╭─ RECORDS TO PROCESS

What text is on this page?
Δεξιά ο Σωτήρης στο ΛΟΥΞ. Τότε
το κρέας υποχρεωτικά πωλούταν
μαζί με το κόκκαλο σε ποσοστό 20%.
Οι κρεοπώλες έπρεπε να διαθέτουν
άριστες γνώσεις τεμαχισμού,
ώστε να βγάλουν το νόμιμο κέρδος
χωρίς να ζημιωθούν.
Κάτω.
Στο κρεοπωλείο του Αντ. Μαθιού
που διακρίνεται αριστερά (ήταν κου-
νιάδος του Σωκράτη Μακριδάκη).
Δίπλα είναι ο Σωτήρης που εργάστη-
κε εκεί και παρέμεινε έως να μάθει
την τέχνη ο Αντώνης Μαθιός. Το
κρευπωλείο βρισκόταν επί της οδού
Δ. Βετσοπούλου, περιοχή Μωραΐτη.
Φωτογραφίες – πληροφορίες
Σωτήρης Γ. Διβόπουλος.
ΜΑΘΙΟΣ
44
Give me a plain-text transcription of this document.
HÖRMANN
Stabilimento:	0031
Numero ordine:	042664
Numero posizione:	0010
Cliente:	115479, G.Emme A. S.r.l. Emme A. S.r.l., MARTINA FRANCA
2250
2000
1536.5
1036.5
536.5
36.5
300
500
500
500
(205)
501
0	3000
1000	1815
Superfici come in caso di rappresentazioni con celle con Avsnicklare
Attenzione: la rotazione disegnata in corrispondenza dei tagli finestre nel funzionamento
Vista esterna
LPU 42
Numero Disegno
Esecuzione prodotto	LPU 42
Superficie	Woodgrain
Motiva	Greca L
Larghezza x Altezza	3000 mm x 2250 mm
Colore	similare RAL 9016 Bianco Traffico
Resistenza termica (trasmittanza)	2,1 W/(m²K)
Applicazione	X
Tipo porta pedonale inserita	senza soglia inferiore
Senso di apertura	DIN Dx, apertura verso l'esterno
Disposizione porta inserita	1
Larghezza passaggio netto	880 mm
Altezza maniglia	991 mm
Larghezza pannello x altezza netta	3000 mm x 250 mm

╰─

WHAT IS ASKED: Your answer should be a single number: the count of lines in the listing that contain the word "this".

SOLUTION BELOW: 2